## PROBLEM DESCRIPTION
Repeat, exactly and in full, the lines of the listing below, but without any pictures.

## RECORDS FOR THE TASK
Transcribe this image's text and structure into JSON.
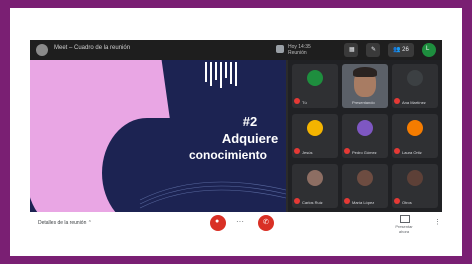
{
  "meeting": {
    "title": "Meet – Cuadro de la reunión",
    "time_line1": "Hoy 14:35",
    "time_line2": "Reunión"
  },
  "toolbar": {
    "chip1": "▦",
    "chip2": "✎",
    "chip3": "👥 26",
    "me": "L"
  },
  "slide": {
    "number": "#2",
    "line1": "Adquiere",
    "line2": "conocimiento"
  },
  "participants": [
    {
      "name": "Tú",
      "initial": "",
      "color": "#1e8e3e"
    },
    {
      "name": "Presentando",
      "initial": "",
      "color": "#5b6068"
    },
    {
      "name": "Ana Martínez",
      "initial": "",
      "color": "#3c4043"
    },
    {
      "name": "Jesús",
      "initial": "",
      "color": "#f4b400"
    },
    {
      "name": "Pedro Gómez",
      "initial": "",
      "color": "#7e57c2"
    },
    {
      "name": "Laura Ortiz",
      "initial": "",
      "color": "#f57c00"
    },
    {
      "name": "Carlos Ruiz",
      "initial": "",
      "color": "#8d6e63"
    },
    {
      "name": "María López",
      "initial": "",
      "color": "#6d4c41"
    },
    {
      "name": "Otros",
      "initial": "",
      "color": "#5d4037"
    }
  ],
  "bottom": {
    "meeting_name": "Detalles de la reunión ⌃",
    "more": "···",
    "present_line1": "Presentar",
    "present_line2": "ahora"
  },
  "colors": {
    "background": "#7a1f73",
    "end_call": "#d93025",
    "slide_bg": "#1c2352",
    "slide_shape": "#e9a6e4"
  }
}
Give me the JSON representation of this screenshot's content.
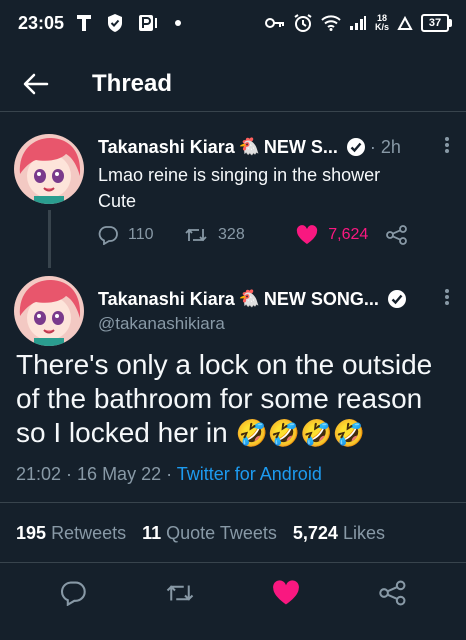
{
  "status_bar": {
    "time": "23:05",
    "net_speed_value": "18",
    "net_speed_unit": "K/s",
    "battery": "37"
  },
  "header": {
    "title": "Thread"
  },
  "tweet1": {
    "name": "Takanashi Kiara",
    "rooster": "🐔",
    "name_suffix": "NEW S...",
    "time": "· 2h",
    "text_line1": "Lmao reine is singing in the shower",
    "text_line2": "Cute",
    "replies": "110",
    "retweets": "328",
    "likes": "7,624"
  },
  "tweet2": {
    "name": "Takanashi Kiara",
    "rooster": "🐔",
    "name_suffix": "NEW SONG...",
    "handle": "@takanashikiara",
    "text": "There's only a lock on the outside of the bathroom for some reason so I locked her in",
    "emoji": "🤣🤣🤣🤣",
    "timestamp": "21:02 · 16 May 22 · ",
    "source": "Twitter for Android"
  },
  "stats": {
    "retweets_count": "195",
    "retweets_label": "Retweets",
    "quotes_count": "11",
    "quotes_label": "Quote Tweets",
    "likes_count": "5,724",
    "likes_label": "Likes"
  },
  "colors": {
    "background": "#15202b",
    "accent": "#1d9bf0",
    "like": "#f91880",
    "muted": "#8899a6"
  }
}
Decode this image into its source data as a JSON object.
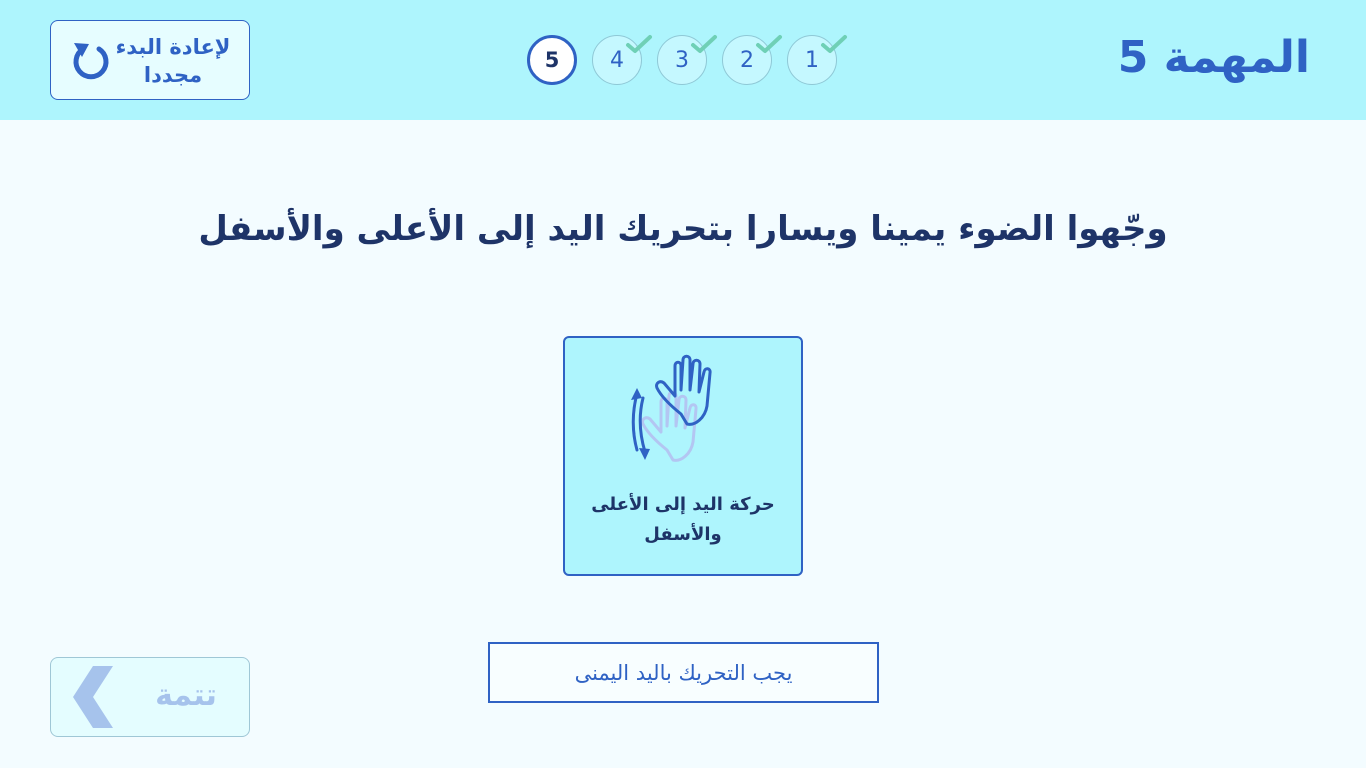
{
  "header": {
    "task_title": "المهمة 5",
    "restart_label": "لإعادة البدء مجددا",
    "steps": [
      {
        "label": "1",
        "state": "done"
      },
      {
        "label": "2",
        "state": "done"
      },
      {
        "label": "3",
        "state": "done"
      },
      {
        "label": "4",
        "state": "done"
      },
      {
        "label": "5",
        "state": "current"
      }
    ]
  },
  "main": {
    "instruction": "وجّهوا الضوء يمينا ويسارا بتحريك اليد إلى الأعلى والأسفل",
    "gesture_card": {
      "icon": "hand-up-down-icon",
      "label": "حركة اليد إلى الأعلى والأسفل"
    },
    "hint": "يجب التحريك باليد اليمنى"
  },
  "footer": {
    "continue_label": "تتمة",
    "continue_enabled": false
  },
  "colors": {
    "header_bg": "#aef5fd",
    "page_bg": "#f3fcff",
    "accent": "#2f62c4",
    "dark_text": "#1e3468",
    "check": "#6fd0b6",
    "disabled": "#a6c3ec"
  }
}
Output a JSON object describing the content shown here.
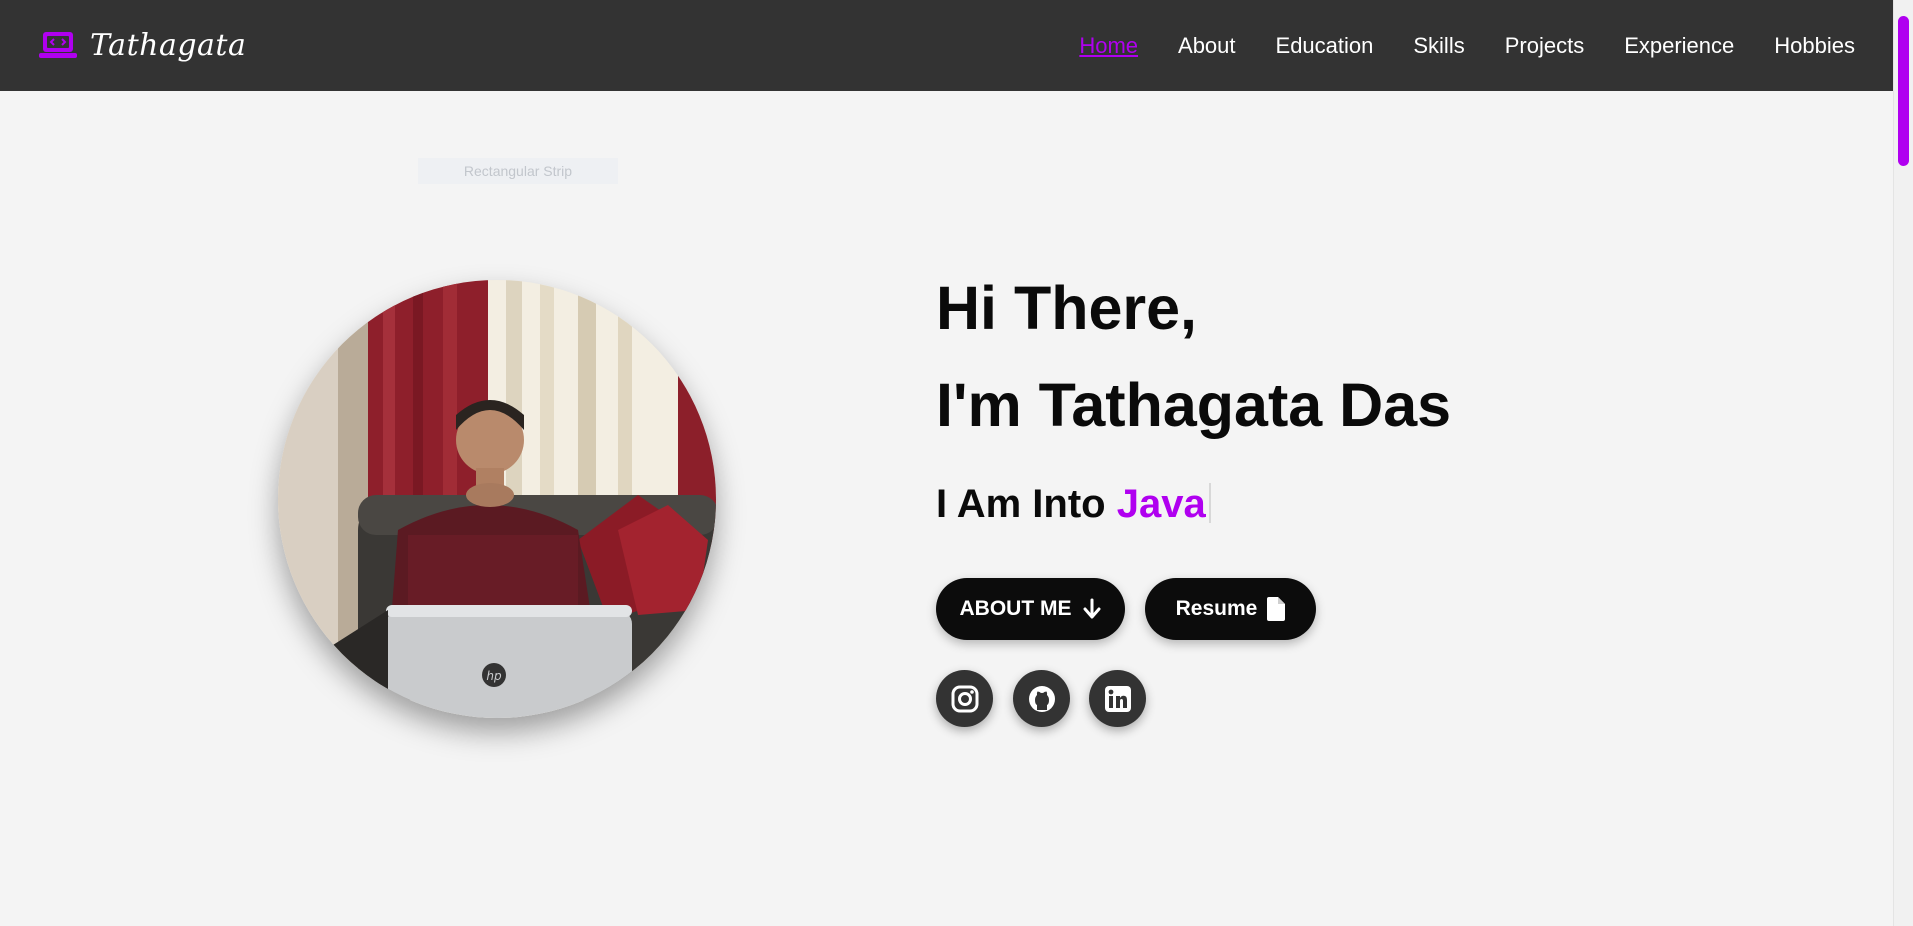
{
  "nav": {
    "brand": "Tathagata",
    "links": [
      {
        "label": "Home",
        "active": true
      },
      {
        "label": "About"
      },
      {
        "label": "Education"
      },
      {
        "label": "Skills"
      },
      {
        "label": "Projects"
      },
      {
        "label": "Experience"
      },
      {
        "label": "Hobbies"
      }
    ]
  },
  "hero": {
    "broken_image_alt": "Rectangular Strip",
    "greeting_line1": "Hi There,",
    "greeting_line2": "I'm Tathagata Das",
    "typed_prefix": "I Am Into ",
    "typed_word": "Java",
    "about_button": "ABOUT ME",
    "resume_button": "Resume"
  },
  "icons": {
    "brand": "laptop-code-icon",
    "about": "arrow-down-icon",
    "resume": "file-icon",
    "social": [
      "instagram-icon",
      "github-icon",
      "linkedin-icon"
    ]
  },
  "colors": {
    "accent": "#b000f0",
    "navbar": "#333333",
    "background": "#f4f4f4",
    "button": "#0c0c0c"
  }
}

## FULL RESPONSE
Transcribe this image's text and structure into JSON.
{
  "meeting": {
    "title": "Meet – Cuadro de la reunión",
    "time_line1": "Hoy 14:35",
    "time_line2": "Reunión"
  },
  "toolbar": {
    "chip1": "▦",
    "chip2": "✎",
    "chip3": "👥 26",
    "me": "L"
  },
  "slide": {
    "number": "#2",
    "line1": "Adquiere",
    "line2": "conocimiento"
  },
  "participants": [
    {
      "name": "Tú",
      "initial": "",
      "color": "#1e8e3e"
    },
    {
      "name": "Presentando",
      "initial": "",
      "color": "#5b6068"
    },
    {
      "name": "Ana Martínez",
      "initial": "",
      "color": "#3c4043"
    },
    {
      "name": "Jesús",
      "initial": "",
      "color": "#f4b400"
    },
    {
      "name": "Pedro Gómez",
      "initial": "",
      "color": "#7e57c2"
    },
    {
      "name": "Laura Ortiz",
      "initial": "",
      "color": "#f57c00"
    },
    {
      "name": "Carlos Ruiz",
      "initial": "",
      "color": "#8d6e63"
    },
    {
      "name": "María López",
      "initial": "",
      "color": "#6d4c41"
    },
    {
      "name": "Otros",
      "initial": "",
      "color": "#5d4037"
    }
  ],
  "bottom": {
    "meeting_name": "Detalles de la reunión ⌃",
    "more": "···",
    "present_line1": "Presentar",
    "present_line2": "ahora"
  },
  "colors": {
    "background": "#7a1f73",
    "end_call": "#d93025",
    "slide_bg": "#1c2352",
    "slide_shape": "#e9a6e4"
  }
}
Give me the JSON representation of this screenshot's content.
{
  "status_bar": {
    "time": "23:05",
    "net_speed_value": "18",
    "net_speed_unit": "K/s",
    "battery": "37"
  },
  "header": {
    "title": "Thread"
  },
  "tweet1": {
    "name": "Takanashi Kiara",
    "rooster": "🐔",
    "name_suffix": "NEW S...",
    "time": "· 2h",
    "text_line1": "Lmao reine is singing in the shower",
    "text_line2": "Cute",
    "replies": "110",
    "retweets": "328",
    "likes": "7,624"
  },
  "tweet2": {
    "name": "Takanashi Kiara",
    "rooster": "🐔",
    "name_suffix": "NEW SONG...",
    "handle": "@takanashikiara",
    "text": "There's only a lock on the outside of the bathroom for some reason so I locked her in",
    "emoji": "🤣🤣🤣🤣",
    "timestamp": "21:02 · 16 May 22 · ",
    "source": "Twitter for Android"
  },
  "stats": {
    "retweets_count": "195",
    "retweets_label": "Retweets",
    "quotes_count": "11",
    "quotes_label": "Quote Tweets",
    "likes_count": "5,724",
    "likes_label": "Likes"
  },
  "colors": {
    "background": "#15202b",
    "accent": "#1d9bf0",
    "like": "#f91880",
    "muted": "#8899a6"
  }
}
Decode this image into its source data as a JSON object.
{
  "header": {
    "task_title": "المهمة 5",
    "restart_label": "لإعادة البدء مجددا",
    "steps": [
      {
        "label": "1",
        "state": "done"
      },
      {
        "label": "2",
        "state": "done"
      },
      {
        "label": "3",
        "state": "done"
      },
      {
        "label": "4",
        "state": "done"
      },
      {
        "label": "5",
        "state": "current"
      }
    ]
  },
  "main": {
    "instruction": "وجّهوا الضوء يمينا ويسارا بتحريك اليد إلى الأعلى والأسفل",
    "gesture_card": {
      "icon": "hand-up-down-icon",
      "label": "حركة اليد إلى الأعلى والأسفل"
    },
    "hint": "يجب التحريك باليد اليمنى"
  },
  "footer": {
    "continue_label": "تتمة",
    "continue_enabled": false
  },
  "colors": {
    "header_bg": "#aef5fd",
    "page_bg": "#f3fcff",
    "accent": "#2f62c4",
    "dark_text": "#1e3468",
    "check": "#6fd0b6",
    "disabled": "#a6c3ec"
  }
}
Output a JSON object describing the content shown here.
{
  "nav": {
    "brand": "Tathagata",
    "links": [
      {
        "label": "Home",
        "active": true
      },
      {
        "label": "About"
      },
      {
        "label": "Education"
      },
      {
        "label": "Skills"
      },
      {
        "label": "Projects"
      },
      {
        "label": "Experience"
      },
      {
        "label": "Hobbies"
      }
    ]
  },
  "hero": {
    "broken_image_alt": "Rectangular Strip",
    "greeting_line1": "Hi There,",
    "greeting_line2": "I'm Tathagata Das",
    "typed_prefix": "I Am Into ",
    "typed_word": "Java",
    "about_button": "ABOUT ME",
    "resume_button": "Resume"
  },
  "icons": {
    "brand": "laptop-code-icon",
    "about": "arrow-down-icon",
    "resume": "file-icon",
    "social": [
      "instagram-icon",
      "github-icon",
      "linkedin-icon"
    ]
  },
  "colors": {
    "accent": "#b000f0",
    "navbar": "#333333",
    "background": "#f4f4f4",
    "button": "#0c0c0c"
  }
}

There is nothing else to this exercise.